### WHAT TO DO
Each line of the data that includes the string "text" is to be copied out.

### DATA

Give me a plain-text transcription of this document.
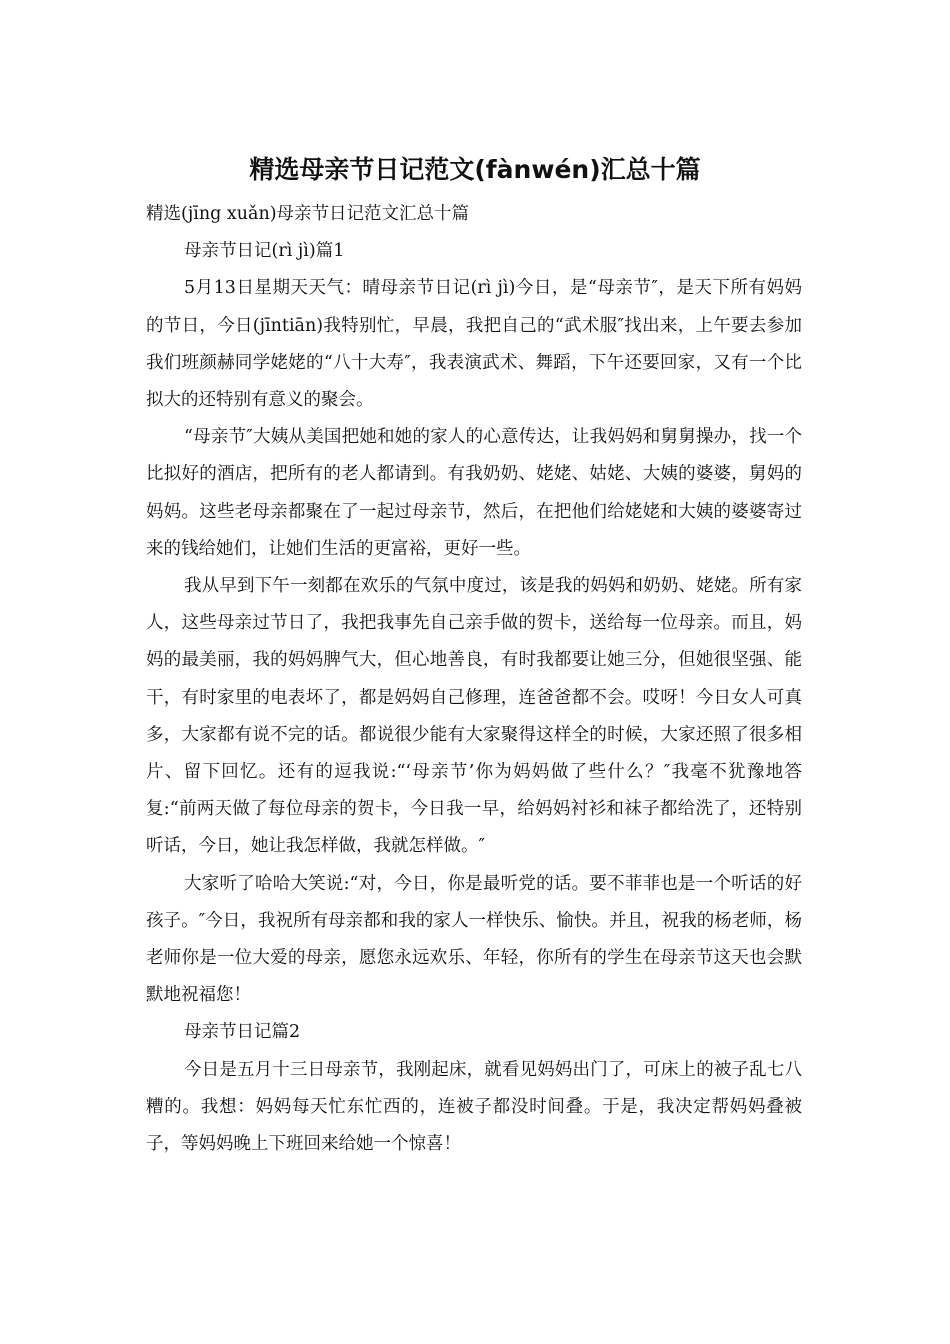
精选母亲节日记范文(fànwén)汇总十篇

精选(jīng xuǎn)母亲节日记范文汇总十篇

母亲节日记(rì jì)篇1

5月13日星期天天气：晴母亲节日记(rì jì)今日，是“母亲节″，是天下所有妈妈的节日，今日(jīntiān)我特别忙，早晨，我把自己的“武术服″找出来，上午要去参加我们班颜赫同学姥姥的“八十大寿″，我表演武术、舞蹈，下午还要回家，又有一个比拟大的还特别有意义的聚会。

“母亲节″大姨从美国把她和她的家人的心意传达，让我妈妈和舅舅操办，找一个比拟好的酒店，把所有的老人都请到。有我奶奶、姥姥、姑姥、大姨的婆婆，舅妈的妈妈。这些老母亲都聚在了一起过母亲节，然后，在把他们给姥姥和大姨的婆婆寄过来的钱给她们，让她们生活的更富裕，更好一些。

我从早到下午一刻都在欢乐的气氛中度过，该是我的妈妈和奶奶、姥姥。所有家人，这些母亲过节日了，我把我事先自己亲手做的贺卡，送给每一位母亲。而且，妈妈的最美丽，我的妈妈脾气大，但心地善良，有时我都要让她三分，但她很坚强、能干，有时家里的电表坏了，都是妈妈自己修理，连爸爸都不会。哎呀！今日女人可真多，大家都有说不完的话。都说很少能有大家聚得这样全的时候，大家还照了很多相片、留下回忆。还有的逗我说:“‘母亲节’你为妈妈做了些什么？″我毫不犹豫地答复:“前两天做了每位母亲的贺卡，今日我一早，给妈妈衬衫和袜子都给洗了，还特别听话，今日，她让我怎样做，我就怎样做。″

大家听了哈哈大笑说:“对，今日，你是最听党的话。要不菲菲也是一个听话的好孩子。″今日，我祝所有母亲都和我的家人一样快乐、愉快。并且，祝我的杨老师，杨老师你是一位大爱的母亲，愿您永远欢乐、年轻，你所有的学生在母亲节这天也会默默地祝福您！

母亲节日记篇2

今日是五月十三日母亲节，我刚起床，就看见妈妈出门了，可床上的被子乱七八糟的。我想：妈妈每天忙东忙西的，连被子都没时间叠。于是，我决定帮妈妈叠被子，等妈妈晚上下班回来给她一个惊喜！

...

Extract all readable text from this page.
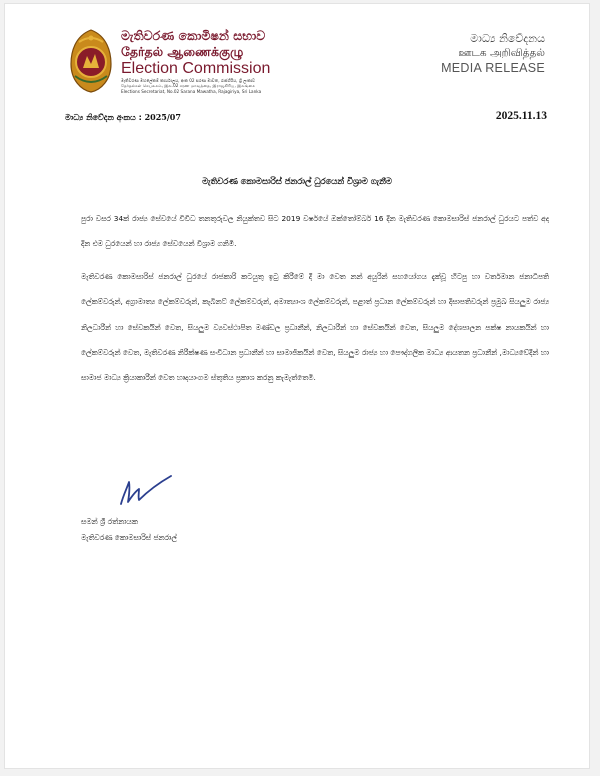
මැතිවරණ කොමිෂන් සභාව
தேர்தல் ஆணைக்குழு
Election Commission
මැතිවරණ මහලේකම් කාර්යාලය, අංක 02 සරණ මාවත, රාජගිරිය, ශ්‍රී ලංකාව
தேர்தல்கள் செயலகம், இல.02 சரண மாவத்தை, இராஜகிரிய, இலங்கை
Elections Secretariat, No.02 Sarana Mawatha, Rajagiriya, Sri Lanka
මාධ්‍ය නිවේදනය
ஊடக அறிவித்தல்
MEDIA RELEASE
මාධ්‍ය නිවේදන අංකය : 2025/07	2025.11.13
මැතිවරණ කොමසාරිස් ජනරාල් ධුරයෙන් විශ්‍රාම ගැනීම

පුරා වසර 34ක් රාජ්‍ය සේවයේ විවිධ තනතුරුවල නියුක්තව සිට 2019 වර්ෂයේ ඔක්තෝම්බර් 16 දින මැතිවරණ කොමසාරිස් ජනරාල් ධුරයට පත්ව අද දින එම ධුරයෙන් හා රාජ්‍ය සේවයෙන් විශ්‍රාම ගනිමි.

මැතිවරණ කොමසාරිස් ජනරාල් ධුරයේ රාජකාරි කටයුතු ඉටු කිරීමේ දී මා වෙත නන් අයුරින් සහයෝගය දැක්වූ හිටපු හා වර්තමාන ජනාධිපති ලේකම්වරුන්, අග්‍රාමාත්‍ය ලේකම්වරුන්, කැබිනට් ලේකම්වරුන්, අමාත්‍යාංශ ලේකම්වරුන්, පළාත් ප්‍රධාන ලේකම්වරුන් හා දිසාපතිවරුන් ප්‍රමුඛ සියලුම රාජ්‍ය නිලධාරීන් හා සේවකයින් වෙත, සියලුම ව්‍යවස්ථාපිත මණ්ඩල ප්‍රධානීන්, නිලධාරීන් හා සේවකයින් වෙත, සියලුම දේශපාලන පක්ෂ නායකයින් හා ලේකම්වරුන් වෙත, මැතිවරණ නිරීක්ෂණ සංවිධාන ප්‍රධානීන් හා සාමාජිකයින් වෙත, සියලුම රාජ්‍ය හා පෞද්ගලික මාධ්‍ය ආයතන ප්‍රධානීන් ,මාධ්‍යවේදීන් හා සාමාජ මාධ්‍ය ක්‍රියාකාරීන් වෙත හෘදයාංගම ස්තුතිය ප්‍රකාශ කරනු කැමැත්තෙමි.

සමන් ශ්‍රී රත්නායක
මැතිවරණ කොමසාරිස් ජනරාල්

### WRITTEN REPLY
Give me a plain-text transcription of this document.
Extract all readable text from this page.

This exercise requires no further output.